### The exercise:
Copy every line from the records below that holds the word "this".

Begin

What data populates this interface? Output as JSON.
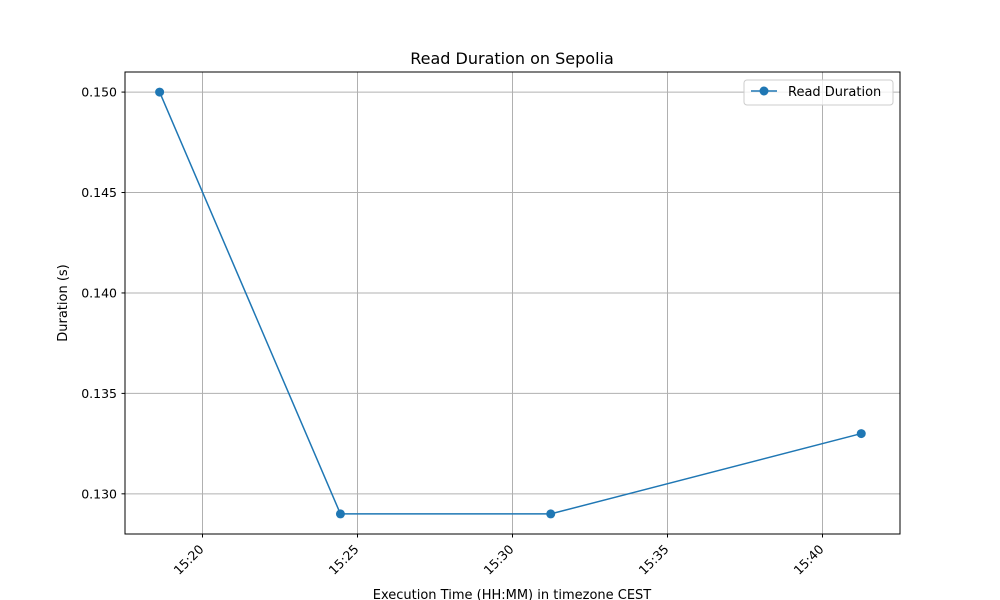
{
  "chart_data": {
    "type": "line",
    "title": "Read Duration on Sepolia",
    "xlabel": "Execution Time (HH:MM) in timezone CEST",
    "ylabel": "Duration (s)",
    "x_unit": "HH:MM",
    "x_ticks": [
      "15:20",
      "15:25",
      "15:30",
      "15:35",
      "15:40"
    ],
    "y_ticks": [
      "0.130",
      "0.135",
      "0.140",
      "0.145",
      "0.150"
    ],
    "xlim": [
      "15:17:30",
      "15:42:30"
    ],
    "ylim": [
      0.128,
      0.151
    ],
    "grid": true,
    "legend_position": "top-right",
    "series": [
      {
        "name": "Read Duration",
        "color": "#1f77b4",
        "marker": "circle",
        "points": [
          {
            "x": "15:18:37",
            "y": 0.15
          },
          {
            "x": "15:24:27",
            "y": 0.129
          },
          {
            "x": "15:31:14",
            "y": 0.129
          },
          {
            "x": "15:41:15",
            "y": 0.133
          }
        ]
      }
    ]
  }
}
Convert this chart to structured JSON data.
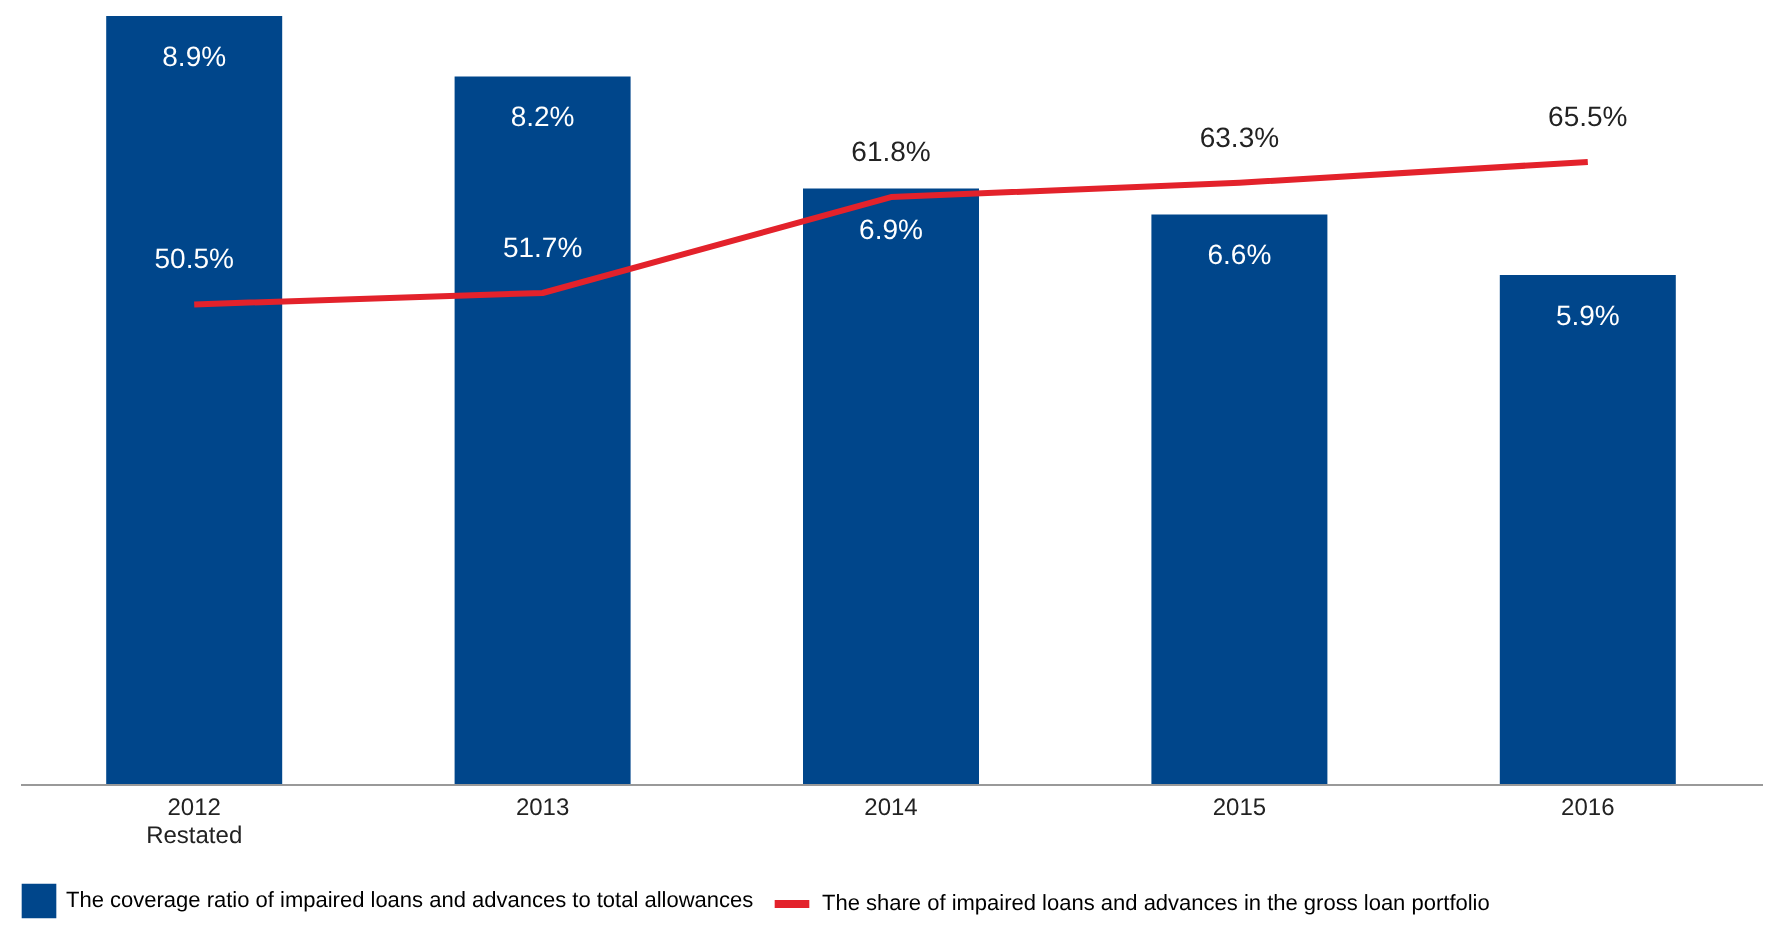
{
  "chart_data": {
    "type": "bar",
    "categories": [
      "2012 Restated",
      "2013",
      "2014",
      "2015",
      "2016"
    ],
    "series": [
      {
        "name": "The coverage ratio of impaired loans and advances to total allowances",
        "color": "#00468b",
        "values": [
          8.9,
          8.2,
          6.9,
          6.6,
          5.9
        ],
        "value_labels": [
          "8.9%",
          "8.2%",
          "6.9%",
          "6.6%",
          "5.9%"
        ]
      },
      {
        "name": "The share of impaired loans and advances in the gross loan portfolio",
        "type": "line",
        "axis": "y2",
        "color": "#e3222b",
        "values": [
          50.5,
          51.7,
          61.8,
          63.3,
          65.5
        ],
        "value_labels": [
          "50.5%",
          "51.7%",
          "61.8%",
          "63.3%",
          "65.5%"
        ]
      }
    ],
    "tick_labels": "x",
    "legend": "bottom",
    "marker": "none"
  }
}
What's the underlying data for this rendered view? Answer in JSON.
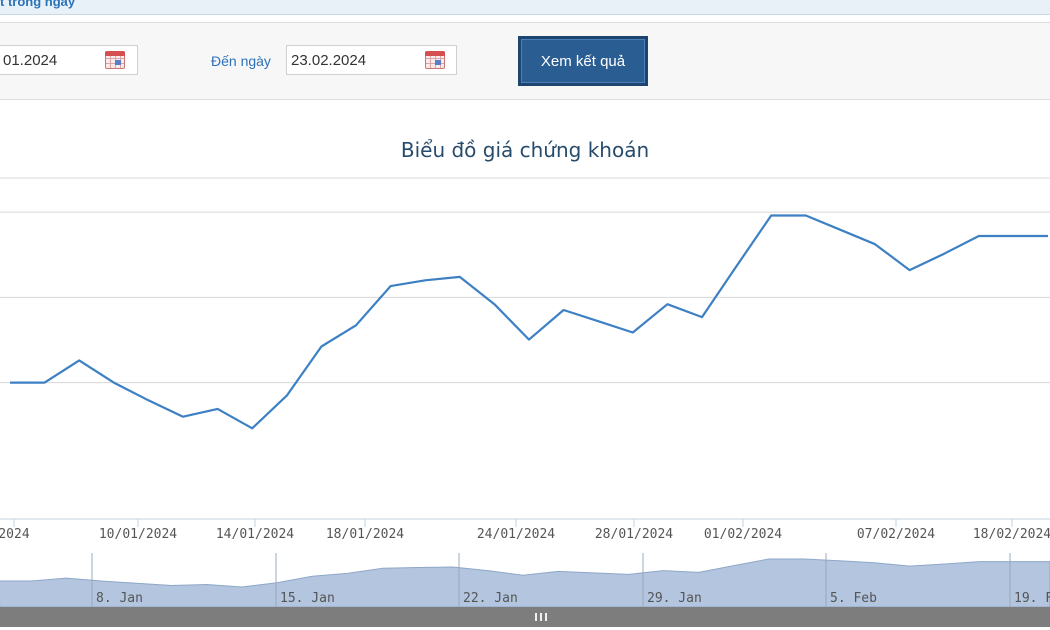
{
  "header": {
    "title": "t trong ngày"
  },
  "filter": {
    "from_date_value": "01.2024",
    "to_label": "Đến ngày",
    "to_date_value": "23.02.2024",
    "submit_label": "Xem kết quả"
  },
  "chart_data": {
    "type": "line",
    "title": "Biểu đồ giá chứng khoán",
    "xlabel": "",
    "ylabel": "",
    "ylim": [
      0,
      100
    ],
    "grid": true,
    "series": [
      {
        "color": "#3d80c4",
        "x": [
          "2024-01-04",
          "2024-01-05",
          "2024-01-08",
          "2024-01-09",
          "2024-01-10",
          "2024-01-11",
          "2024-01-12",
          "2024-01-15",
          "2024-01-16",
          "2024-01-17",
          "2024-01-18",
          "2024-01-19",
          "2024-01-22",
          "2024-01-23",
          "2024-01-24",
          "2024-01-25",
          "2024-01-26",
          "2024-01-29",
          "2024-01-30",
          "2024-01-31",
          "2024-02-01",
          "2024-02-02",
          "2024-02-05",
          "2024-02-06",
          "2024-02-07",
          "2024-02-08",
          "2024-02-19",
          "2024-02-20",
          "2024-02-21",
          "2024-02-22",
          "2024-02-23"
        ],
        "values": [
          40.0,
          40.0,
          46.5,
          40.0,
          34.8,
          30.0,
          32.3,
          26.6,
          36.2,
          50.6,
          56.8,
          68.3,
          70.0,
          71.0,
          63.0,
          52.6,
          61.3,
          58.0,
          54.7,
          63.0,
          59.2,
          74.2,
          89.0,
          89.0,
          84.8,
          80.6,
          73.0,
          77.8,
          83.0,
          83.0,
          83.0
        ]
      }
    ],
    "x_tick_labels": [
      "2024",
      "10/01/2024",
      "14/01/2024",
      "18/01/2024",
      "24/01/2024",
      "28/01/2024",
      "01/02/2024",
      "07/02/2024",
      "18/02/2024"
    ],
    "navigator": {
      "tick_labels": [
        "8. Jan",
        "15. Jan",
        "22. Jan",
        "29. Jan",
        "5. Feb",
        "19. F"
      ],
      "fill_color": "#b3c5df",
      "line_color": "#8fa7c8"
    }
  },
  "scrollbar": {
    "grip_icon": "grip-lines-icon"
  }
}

End

### Output of the task:
What data populates this interface? Output as JSON.
Convert this chart to structured JSON data.
What's the underlying data for this rendered view? Answer in JSON.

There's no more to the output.